**DATA SHOWN:**
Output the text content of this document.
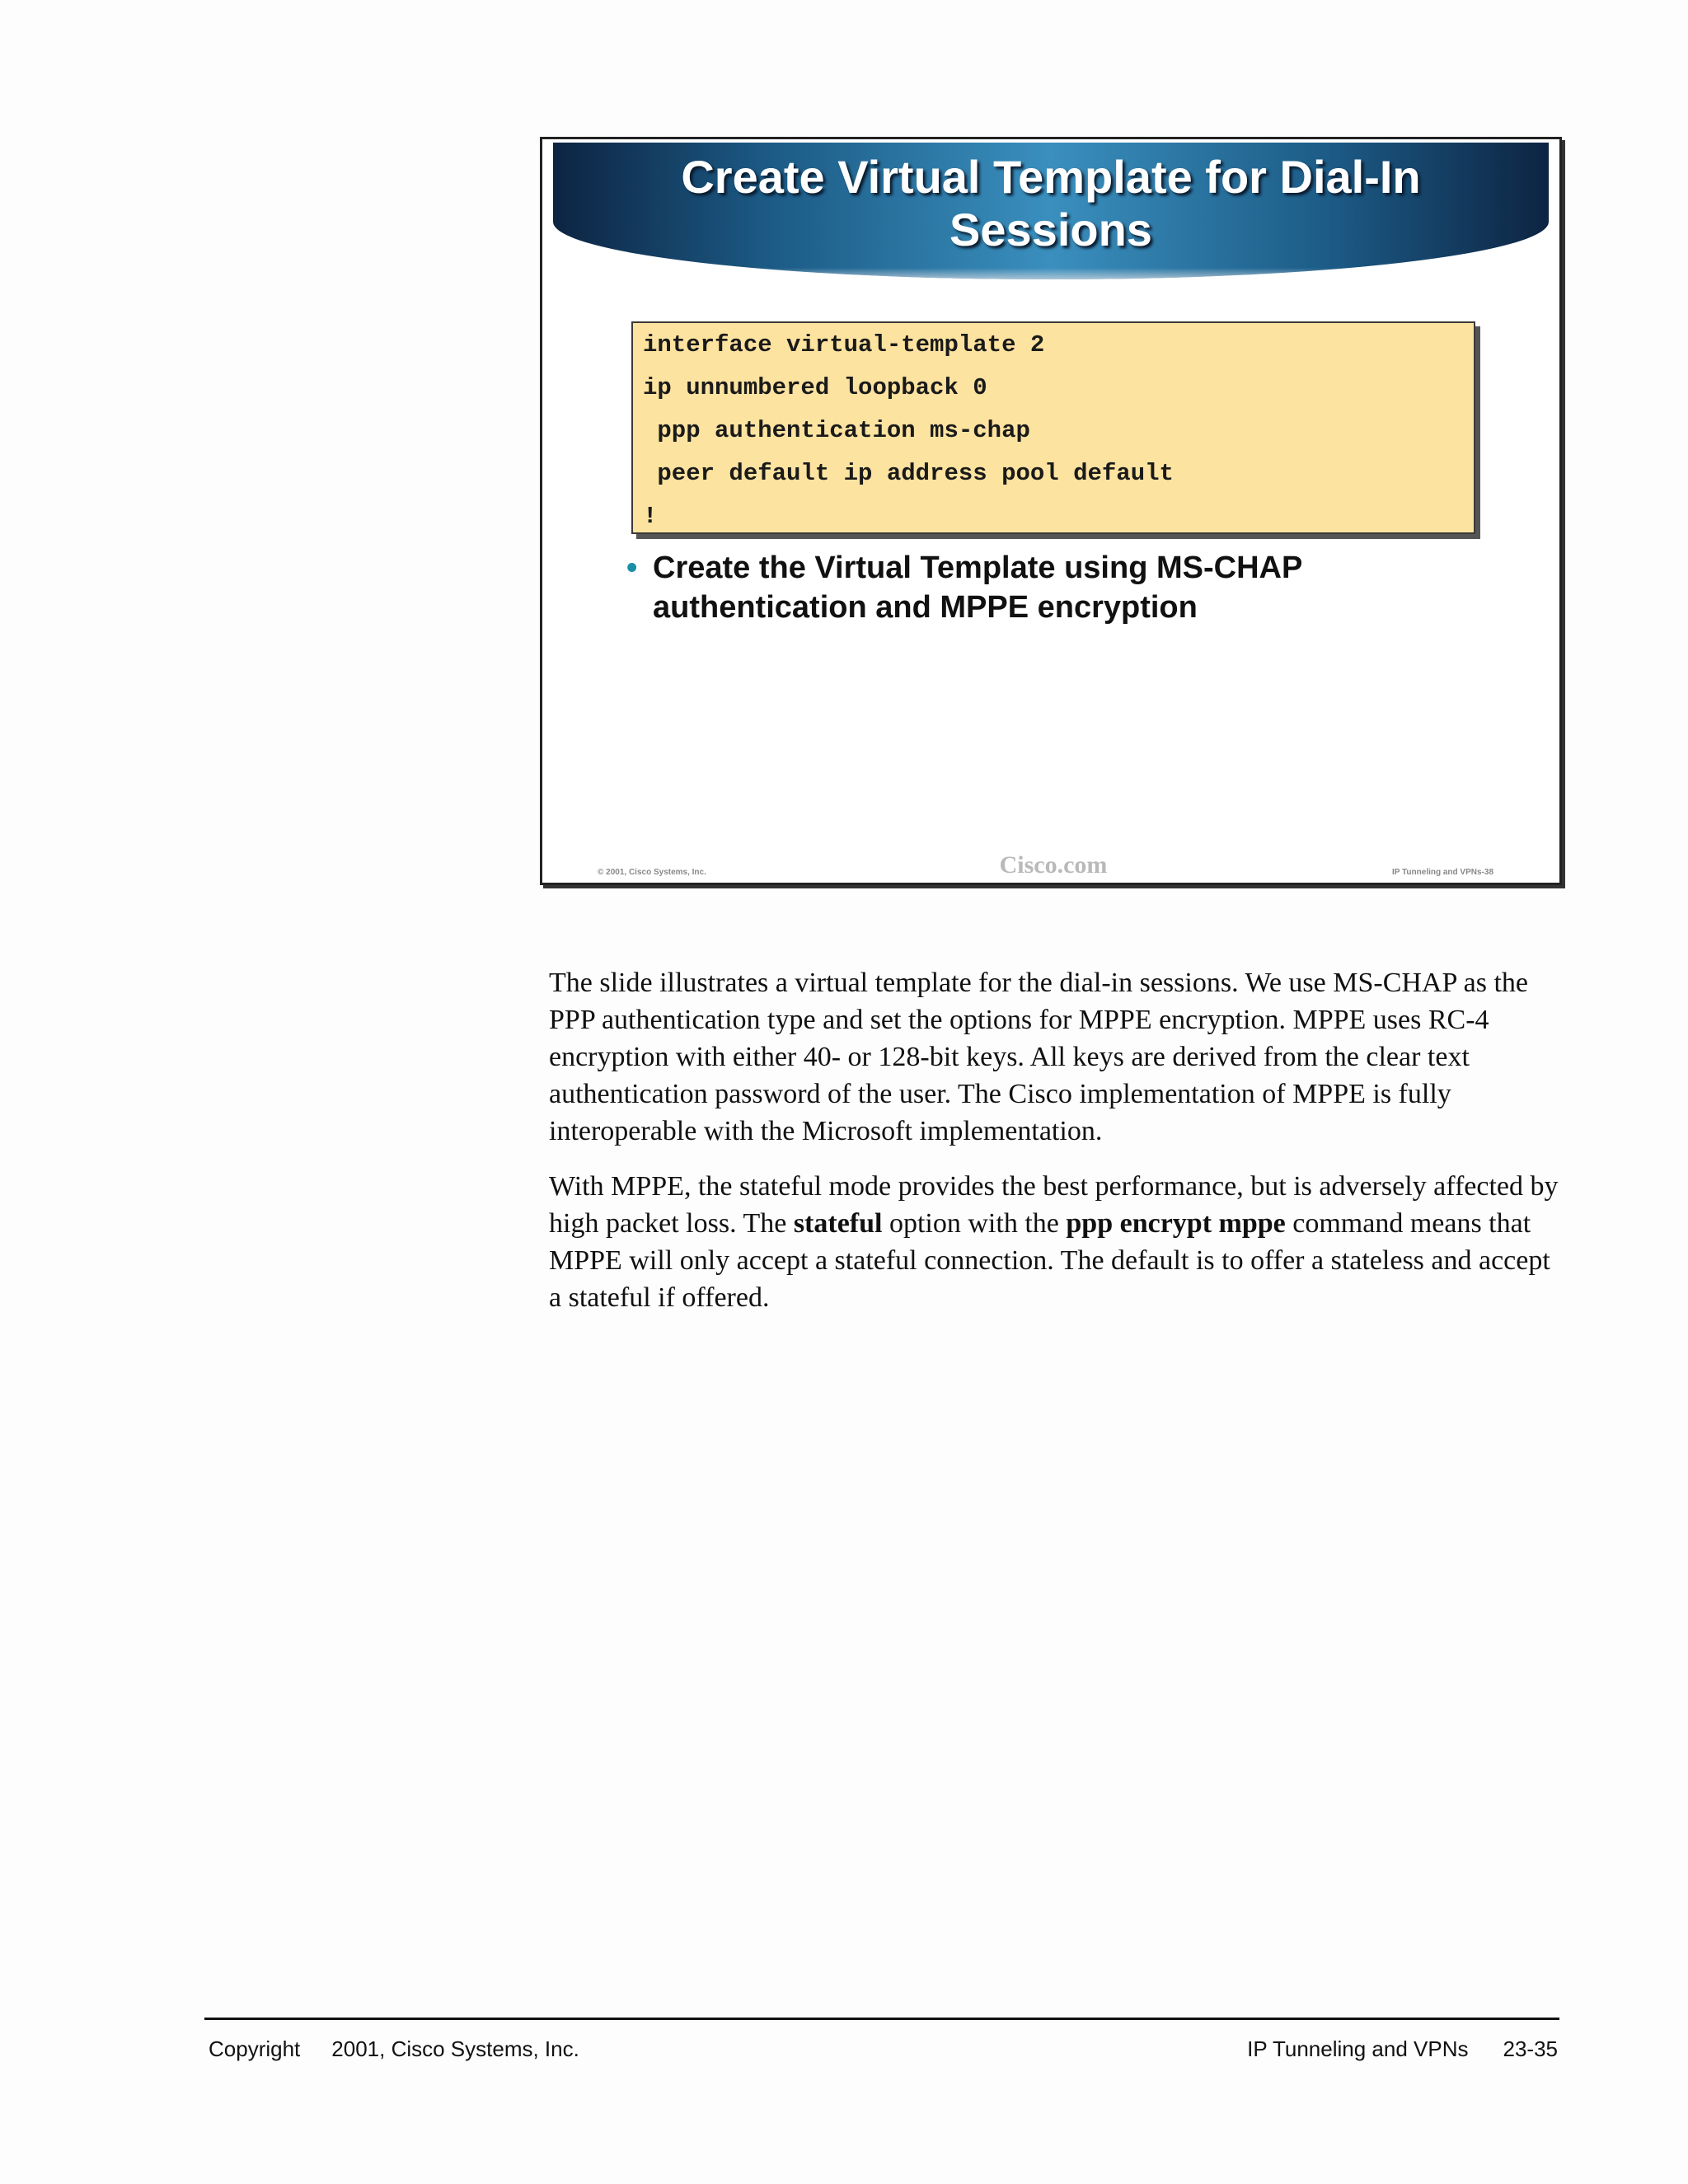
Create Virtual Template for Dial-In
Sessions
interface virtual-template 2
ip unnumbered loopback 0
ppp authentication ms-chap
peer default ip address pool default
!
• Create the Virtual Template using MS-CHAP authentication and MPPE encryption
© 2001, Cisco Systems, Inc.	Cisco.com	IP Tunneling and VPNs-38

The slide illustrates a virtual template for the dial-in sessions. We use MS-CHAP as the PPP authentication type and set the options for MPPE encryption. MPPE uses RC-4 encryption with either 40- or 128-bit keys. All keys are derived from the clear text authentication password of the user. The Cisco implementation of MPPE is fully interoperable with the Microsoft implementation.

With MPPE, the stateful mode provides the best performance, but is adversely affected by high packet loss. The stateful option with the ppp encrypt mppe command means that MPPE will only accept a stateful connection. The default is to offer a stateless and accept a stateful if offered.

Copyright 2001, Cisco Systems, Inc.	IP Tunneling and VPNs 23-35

==

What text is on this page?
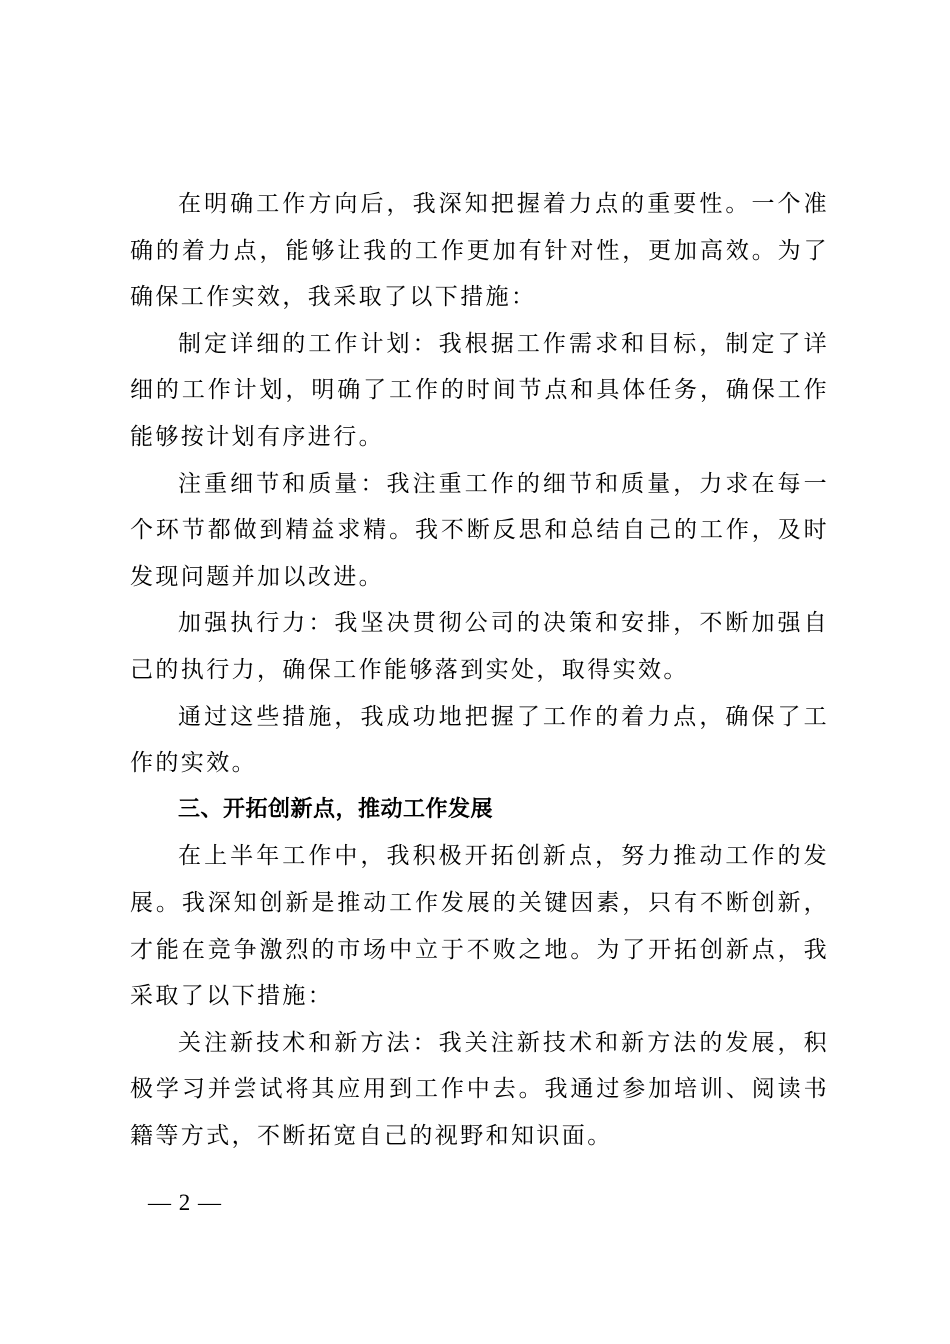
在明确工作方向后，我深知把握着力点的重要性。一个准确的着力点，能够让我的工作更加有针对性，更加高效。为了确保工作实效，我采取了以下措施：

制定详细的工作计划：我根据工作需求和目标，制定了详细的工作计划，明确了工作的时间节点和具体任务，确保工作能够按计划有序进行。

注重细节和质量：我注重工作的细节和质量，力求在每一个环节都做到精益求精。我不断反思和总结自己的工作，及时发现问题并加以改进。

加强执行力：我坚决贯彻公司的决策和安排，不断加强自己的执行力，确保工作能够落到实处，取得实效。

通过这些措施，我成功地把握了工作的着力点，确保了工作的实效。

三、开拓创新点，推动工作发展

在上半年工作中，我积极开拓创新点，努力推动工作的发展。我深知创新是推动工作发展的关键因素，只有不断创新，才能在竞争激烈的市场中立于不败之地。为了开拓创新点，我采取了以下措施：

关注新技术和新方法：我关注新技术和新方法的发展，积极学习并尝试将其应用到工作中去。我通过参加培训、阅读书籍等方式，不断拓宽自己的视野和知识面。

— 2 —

**WHAT YOU NEED TO DO:** Give only the count of lines in which the string "我采取了以下措施" appears.

**RESULT FOR THIS EXERCISE:** 2